— start Extracted information —

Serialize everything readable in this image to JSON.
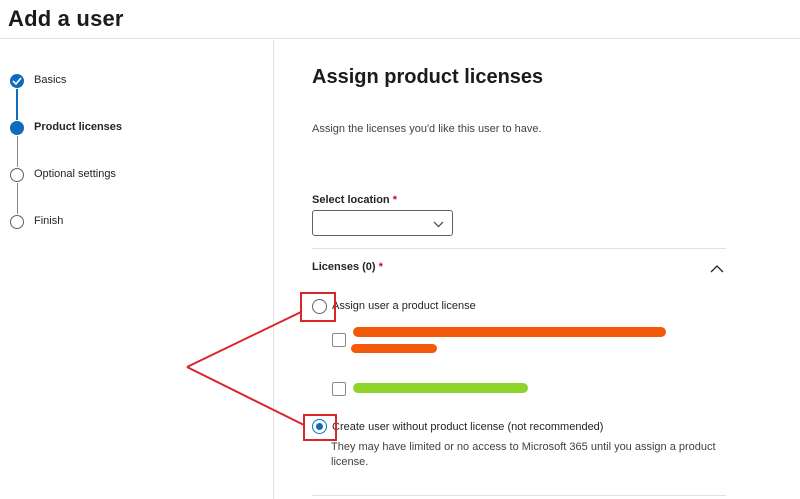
{
  "header": {
    "title": "Add a user"
  },
  "steps": [
    {
      "label": "Basics",
      "status": "done"
    },
    {
      "label": "Product licenses",
      "status": "current"
    },
    {
      "label": "Optional settings",
      "status": "todo"
    },
    {
      "label": "Finish",
      "status": "todo"
    }
  ],
  "main": {
    "title": "Assign product licenses",
    "description": "Assign the licenses you'd like this user to have.",
    "location": {
      "label": "Select location",
      "required_mark": "*",
      "value": ""
    },
    "licenses": {
      "header": "Licenses (0)",
      "required_mark": "*",
      "options": [
        {
          "label": "Assign user a product license",
          "selected": false
        },
        {
          "label": "Create user without product license (not recommended)",
          "selected": true
        }
      ],
      "note": "They may have limited or no access to Microsoft 365 until you assign a product license."
    }
  },
  "colors": {
    "accent": "#0f6cbd",
    "annotation_red": "#d9262b",
    "redaction_orange": "#f25a0a",
    "redaction_green": "#8fd42a"
  }
}
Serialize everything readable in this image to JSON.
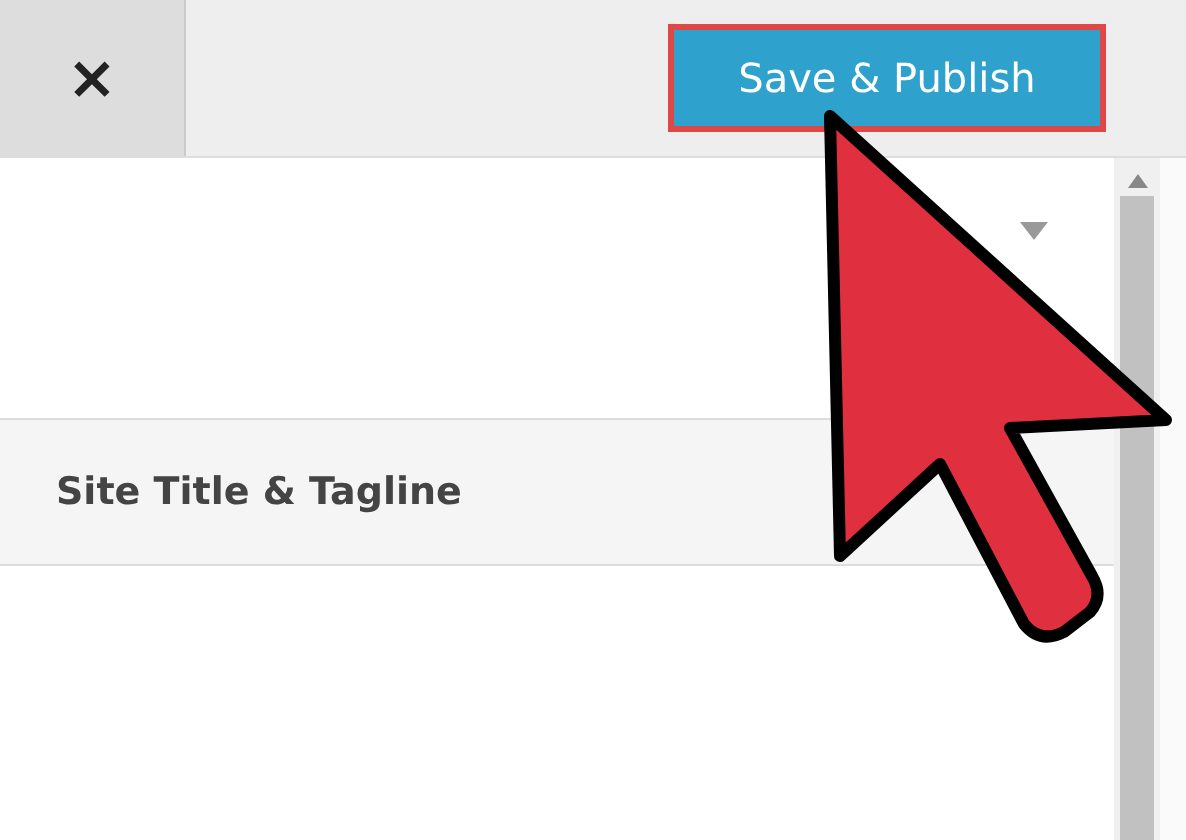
{
  "header": {
    "close_label": "×",
    "save_button": "Save & Publish"
  },
  "sections": [
    {
      "title": "Site Title & Tagline"
    }
  ]
}
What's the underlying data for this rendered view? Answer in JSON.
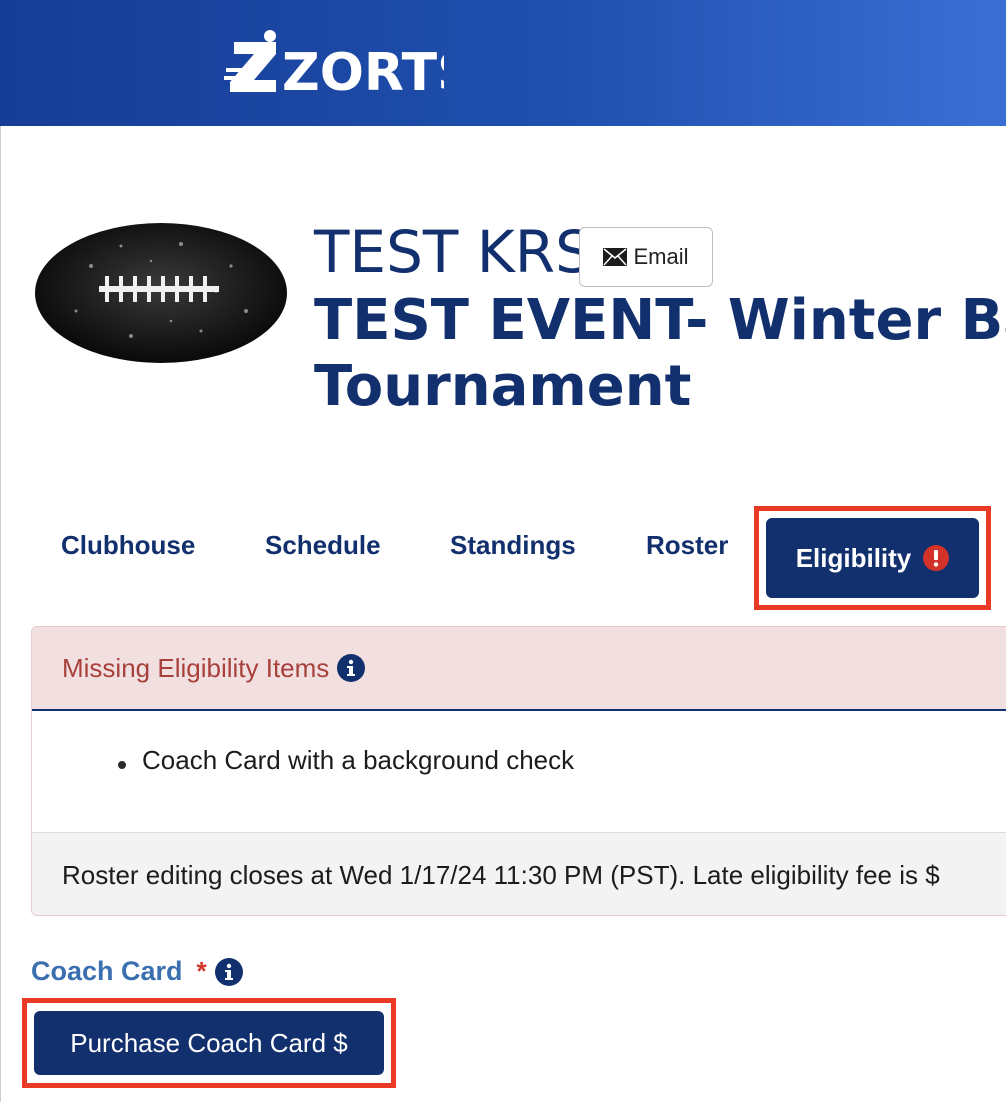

— end Extracted information —

What is asked — Copy every line of the data exactly as written, excluding the pictures.

Answer below —
Serialize everything readable in this image to JSON.
{
  "header": {
    "title": "Add a user"
  },
  "steps": [
    {
      "label": "Basics",
      "status": "done"
    },
    {
      "label": "Product licenses",
      "status": "current"
    },
    {
      "label": "Optional settings",
      "status": "todo"
    },
    {
      "label": "Finish",
      "status": "todo"
    }
  ],
  "main": {
    "title": "Assign product licenses",
    "description": "Assign the licenses you'd like this user to have.",
    "location": {
      "label": "Select location",
      "required_mark": "*",
      "value": ""
    },
    "licenses": {
      "header": "Licenses (0)",
      "required_mark": "*",
      "options": [
        {
          "label": "Assign user a product license",
          "selected": false
        },
        {
          "label": "Create user without product license (not recommended)",
          "selected": true
        }
      ],
      "note": "They may have limited or no access to Microsoft 365 until you assign a product license."
    }
  },
  "colors": {
    "accent": "#0f6cbd",
    "annotation_red": "#d9262b",
    "redaction_orange": "#f25a0a",
    "redaction_green": "#8fd42a"
  }
}
Serialize everything readable in this image to JSON.
{
  "header": {
    "close_label": "×",
    "save_button": "Save & Publish"
  },
  "sections": [
    {
      "title": "Site Title & Tagline"
    }
  ]
}
What's the underlying data for this rendered view? Answer in JSON.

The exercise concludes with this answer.